• [YOUR OBJECTIVE]
Check every line of the entries for "secondary", and copy the lines that hold it.

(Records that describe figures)
***
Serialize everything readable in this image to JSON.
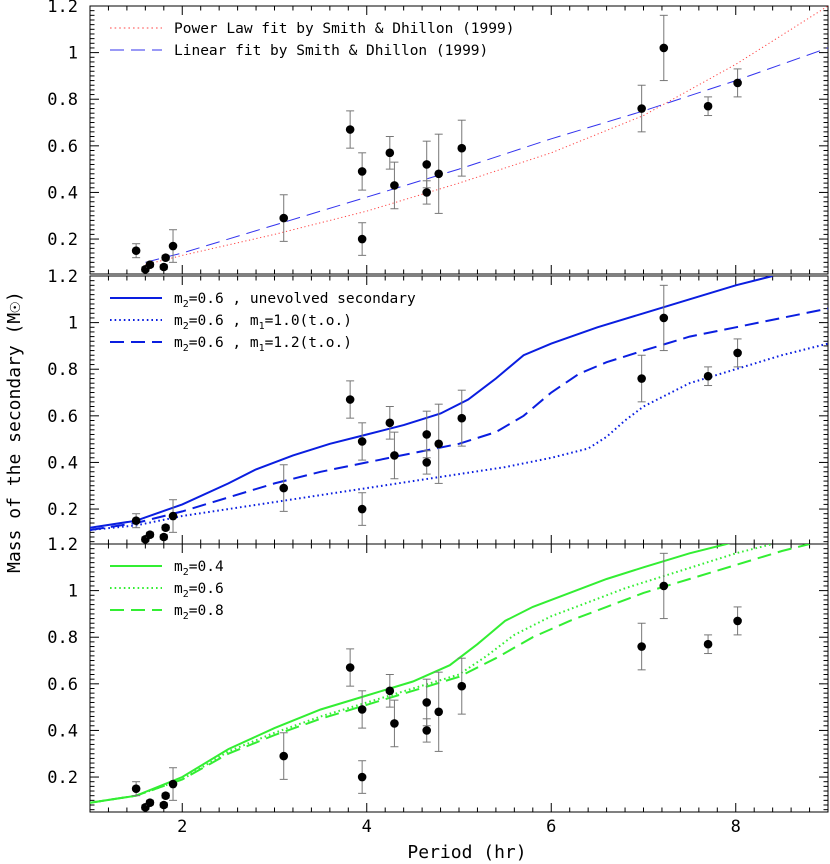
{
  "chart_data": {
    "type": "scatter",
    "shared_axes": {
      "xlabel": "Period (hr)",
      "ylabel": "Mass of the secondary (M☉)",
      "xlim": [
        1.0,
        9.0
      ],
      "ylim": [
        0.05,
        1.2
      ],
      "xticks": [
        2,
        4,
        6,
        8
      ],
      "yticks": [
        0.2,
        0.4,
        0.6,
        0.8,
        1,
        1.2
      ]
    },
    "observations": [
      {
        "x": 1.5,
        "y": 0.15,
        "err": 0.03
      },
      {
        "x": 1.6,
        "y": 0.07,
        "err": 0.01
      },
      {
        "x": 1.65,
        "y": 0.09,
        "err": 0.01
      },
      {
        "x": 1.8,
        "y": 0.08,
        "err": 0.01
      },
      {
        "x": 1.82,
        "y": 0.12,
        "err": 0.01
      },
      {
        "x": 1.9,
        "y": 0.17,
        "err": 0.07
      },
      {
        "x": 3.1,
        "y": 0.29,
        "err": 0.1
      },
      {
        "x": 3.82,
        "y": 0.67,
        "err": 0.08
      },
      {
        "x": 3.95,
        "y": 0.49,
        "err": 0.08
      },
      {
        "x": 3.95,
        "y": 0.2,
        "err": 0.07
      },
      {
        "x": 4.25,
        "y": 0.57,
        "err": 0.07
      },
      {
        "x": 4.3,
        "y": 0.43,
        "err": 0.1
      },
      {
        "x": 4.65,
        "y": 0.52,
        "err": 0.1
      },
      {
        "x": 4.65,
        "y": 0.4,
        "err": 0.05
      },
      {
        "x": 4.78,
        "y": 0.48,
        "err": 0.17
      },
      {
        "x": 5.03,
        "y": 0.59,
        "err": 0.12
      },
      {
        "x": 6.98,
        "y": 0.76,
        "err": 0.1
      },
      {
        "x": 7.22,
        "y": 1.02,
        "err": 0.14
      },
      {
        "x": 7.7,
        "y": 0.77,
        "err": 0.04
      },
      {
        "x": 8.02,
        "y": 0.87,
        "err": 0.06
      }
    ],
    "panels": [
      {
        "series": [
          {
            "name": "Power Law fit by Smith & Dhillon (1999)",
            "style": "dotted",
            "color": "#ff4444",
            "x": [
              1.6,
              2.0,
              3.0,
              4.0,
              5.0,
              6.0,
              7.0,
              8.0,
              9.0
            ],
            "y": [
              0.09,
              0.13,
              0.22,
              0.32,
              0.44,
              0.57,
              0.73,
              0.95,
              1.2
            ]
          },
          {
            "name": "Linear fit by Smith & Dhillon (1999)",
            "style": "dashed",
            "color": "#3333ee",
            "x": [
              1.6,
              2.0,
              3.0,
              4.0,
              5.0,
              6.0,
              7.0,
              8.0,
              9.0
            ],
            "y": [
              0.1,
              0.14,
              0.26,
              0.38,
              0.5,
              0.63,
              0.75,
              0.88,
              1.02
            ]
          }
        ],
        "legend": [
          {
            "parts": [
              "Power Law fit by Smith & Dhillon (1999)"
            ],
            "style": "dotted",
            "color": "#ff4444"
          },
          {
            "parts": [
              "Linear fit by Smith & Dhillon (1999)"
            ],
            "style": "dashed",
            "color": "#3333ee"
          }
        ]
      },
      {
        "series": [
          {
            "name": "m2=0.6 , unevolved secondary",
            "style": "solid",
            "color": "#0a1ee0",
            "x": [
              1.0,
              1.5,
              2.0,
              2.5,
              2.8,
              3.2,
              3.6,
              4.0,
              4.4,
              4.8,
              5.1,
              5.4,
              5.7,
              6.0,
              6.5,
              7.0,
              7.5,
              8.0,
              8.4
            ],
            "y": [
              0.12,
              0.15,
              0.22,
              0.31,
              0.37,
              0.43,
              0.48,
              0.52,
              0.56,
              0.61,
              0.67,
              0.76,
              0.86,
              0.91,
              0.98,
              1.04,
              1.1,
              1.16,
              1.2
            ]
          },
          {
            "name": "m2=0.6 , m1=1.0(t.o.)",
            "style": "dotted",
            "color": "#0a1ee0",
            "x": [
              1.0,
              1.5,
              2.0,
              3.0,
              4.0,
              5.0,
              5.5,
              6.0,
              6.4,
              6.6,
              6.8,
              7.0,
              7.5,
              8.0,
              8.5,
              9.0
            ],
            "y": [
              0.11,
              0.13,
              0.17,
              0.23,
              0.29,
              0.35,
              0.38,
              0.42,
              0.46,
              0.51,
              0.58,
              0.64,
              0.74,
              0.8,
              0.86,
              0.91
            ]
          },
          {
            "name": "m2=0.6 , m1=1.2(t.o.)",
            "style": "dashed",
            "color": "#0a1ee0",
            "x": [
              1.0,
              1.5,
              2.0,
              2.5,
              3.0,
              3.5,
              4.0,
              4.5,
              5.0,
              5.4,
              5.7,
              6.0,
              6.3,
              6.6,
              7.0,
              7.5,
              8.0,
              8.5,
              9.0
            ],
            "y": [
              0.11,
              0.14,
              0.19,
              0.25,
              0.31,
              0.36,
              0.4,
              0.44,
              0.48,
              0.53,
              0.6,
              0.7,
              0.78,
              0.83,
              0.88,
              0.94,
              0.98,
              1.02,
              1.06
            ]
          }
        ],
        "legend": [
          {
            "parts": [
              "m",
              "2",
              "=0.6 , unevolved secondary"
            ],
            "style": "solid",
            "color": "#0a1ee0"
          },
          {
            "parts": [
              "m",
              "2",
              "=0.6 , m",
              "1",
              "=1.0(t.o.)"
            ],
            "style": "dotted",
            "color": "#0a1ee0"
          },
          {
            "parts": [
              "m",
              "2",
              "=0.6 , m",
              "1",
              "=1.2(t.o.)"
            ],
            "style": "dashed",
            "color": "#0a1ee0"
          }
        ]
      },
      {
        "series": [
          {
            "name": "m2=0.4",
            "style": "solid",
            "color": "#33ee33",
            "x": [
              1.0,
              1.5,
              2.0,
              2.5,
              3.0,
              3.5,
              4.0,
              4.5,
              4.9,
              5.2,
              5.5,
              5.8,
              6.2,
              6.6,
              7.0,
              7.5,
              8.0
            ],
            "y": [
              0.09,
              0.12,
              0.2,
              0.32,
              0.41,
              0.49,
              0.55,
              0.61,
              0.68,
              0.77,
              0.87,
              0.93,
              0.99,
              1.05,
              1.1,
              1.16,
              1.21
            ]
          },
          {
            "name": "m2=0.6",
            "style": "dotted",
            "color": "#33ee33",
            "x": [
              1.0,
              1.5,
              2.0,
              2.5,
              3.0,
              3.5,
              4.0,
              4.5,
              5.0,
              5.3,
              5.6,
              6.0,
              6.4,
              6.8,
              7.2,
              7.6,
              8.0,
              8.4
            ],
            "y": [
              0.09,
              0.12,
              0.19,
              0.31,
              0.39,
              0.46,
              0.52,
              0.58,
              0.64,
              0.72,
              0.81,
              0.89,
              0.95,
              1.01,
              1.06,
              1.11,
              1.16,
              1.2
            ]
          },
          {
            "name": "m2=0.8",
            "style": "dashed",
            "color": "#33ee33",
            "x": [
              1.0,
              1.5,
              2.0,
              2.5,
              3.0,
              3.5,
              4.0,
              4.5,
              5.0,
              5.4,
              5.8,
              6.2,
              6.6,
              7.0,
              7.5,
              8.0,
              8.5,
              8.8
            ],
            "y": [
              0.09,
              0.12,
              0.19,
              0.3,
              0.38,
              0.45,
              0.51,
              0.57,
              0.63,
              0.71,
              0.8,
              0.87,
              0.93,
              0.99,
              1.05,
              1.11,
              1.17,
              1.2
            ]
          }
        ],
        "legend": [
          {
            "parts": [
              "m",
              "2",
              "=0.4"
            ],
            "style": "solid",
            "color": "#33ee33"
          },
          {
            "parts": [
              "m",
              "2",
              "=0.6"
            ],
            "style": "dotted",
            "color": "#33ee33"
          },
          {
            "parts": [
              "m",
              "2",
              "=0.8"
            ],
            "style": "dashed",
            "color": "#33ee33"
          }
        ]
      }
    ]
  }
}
***
• [SOLUTION BELOW]
      "ylabel": "Mass of the secondary (M☉)",
            "name": "m2=0.6 , unevolved secondary",
              "=0.6 , unevolved secondary"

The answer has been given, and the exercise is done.